Written instruction: Where the data below has the string "from", return the whole line.
[begin Provided information]
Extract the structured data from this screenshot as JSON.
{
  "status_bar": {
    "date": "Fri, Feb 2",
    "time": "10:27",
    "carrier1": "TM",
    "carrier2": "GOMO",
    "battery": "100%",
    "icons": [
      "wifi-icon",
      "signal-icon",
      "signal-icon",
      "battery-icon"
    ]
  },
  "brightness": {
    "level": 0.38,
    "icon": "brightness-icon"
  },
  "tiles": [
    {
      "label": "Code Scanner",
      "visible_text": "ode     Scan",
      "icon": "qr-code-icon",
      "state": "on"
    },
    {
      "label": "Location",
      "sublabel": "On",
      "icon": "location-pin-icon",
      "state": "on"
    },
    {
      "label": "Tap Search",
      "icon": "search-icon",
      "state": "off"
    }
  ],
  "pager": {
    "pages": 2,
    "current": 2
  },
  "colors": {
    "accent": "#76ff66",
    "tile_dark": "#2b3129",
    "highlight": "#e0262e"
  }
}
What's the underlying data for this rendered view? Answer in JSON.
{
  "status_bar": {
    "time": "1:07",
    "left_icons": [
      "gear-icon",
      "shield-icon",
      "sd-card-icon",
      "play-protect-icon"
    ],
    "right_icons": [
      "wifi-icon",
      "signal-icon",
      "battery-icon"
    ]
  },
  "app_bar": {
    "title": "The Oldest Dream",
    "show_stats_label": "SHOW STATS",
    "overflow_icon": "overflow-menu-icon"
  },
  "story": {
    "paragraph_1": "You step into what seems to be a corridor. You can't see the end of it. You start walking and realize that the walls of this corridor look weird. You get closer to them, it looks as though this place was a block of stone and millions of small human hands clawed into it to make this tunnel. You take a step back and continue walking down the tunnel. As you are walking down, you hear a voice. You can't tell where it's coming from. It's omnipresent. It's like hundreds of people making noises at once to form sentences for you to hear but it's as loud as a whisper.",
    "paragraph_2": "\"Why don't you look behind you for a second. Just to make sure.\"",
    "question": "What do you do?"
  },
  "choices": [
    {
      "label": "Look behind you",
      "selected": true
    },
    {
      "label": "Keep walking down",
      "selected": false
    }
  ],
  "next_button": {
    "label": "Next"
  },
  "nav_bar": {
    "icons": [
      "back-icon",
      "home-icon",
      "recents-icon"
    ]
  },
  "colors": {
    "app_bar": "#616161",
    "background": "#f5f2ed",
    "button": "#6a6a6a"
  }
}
[end Provided information]
Correct response:
Extract the structured data from this screenshot as JSON.
    "paragraph_1": "You step into what seems to be a corridor. You can't see the end of it. You start walking and realize that the walls of this corridor look weird. You get closer to them, it looks as though this place was a block of stone and millions of small human hands clawed into it to make this tunnel. You take a step back and continue walking down the tunnel. As you are walking down, you hear a voice. You can't tell where it's coming from. It's omnipresent. It's like hundreds of people making noises at once to form sentences for you to hear but it's as loud as a whisper.",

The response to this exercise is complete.